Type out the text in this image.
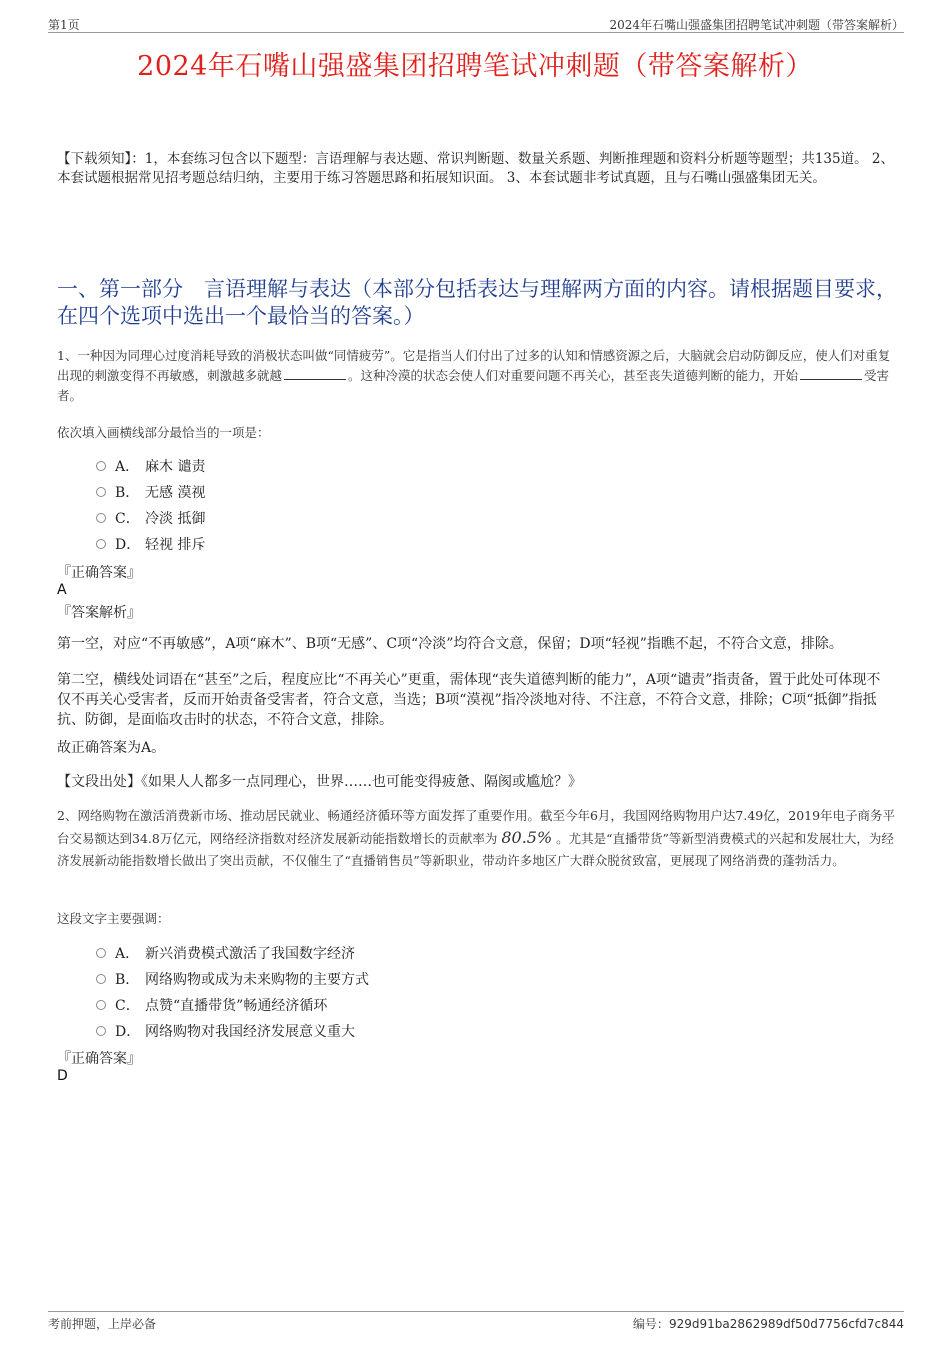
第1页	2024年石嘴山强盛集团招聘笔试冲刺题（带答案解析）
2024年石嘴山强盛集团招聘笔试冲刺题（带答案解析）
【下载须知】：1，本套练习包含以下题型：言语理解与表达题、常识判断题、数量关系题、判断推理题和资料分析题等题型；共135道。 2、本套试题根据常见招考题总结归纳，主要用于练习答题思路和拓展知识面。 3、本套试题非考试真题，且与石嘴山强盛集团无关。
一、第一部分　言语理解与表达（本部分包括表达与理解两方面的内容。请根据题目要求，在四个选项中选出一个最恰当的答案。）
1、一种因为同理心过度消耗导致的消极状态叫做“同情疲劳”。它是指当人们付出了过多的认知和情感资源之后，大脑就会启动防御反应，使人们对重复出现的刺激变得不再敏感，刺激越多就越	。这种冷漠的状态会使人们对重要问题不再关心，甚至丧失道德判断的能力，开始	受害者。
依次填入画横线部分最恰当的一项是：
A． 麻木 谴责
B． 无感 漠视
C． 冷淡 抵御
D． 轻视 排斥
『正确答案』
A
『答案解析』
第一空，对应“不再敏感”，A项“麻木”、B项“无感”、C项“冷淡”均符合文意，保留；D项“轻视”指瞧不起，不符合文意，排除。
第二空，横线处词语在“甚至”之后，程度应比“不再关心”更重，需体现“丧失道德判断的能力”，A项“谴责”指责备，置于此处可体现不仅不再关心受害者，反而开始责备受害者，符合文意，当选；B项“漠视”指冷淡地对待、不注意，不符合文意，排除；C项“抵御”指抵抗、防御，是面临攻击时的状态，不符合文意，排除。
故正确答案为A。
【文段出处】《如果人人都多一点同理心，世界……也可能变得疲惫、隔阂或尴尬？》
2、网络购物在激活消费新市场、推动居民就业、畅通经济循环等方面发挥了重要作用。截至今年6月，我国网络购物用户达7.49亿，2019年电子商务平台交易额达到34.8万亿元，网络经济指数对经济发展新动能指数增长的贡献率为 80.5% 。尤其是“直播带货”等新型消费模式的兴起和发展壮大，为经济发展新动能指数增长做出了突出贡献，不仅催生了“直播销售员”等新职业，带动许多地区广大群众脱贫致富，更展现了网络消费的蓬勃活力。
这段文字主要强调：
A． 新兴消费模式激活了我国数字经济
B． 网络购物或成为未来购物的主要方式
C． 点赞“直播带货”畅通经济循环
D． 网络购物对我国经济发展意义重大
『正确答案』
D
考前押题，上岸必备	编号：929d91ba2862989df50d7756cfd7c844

________________

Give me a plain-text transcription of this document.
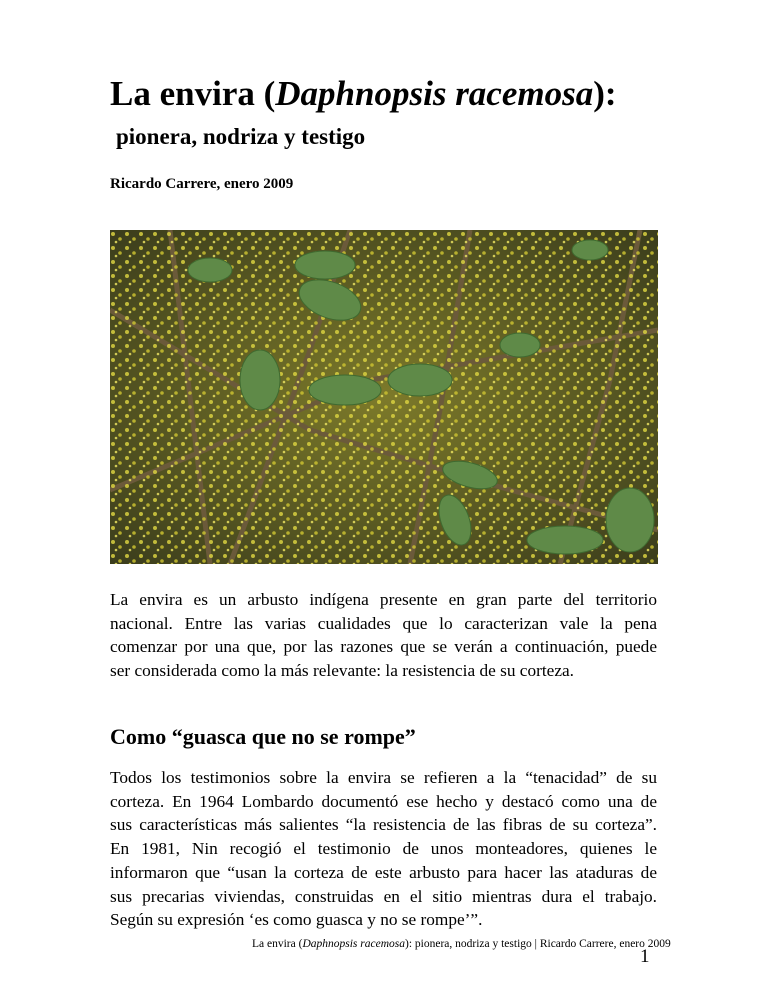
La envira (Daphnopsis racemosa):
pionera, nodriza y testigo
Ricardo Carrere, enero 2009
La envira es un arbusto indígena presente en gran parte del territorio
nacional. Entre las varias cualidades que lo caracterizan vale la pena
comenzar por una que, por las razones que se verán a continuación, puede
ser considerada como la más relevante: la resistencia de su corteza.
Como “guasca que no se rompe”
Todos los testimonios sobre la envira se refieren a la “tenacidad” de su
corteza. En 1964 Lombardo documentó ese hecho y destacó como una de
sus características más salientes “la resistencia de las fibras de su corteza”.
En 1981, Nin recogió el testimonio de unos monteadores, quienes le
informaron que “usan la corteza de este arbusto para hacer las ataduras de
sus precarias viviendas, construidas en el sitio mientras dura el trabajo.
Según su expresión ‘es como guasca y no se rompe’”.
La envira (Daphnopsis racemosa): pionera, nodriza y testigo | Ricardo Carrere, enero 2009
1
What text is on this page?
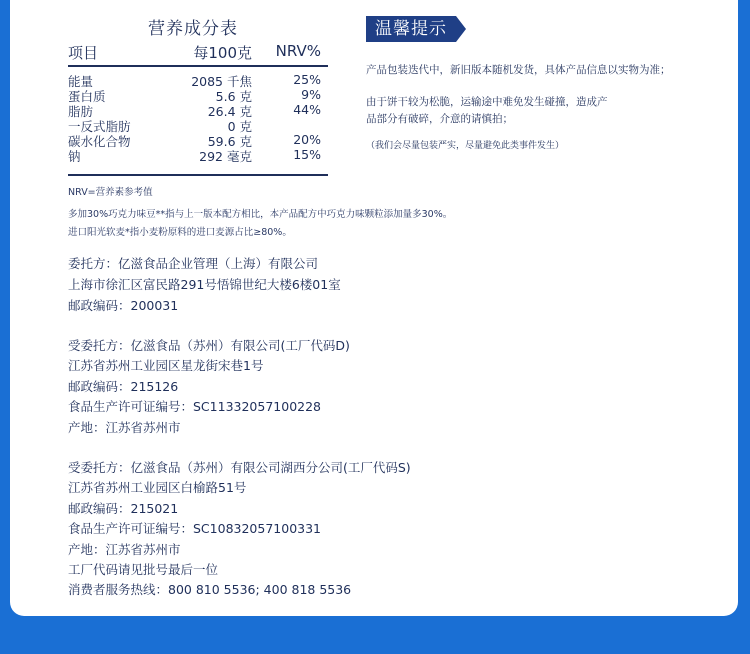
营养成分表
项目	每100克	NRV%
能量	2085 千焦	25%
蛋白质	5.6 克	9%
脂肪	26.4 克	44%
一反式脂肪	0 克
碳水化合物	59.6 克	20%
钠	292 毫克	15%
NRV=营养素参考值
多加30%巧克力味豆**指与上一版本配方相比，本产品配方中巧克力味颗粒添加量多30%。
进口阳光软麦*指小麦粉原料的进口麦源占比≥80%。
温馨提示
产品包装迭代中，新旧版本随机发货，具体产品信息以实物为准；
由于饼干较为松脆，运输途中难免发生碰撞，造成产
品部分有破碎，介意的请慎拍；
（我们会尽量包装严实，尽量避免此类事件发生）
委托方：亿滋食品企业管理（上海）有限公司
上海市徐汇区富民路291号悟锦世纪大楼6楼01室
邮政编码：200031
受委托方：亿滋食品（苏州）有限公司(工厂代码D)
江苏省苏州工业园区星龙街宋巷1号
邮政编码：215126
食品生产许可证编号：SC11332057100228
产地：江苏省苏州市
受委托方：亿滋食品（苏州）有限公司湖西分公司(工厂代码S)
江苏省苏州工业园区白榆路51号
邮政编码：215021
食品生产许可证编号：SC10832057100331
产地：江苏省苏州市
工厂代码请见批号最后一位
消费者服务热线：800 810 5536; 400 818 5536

________________

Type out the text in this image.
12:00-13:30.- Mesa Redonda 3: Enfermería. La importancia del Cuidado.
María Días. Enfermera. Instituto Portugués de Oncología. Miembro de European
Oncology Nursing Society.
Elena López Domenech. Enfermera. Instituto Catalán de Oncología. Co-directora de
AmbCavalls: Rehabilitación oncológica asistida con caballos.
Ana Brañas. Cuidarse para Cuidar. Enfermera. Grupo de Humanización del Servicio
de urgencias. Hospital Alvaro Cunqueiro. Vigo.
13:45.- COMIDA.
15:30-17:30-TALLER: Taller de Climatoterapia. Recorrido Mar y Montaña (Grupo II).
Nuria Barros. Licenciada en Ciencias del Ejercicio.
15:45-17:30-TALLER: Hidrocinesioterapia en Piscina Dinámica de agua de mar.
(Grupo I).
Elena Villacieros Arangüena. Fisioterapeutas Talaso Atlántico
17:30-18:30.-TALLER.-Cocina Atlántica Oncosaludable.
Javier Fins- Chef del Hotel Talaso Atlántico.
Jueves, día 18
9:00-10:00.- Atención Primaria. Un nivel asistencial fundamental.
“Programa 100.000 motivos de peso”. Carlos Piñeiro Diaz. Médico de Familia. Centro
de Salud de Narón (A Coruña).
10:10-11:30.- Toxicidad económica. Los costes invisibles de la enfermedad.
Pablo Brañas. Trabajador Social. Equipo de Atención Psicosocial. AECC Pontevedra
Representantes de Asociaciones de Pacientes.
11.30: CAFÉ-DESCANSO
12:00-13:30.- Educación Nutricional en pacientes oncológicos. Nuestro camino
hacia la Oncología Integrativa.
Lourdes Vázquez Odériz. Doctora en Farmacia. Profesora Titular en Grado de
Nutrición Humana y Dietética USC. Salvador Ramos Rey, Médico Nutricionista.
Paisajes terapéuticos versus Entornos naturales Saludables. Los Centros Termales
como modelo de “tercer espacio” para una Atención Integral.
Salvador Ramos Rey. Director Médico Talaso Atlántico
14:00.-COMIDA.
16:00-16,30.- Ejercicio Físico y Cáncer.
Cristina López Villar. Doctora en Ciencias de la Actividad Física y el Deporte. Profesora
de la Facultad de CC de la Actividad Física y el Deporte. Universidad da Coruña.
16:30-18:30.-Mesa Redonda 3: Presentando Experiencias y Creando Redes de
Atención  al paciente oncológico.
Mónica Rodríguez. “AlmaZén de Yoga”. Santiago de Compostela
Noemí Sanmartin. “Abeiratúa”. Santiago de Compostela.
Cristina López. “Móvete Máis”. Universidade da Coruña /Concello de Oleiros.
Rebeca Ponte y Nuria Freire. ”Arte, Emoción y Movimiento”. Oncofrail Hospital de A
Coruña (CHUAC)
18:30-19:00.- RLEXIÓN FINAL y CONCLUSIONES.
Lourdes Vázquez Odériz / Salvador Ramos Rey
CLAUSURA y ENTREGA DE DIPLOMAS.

________________

Goal: Your task is to gather every line with the word "Lourdes" and copy it.

Expected output:
Lourdes Vázquez Odériz. Doctora en Farmacia. Profesora Titular en Grado de
Lourdes Vázquez Odériz / Salvador Ramos Rey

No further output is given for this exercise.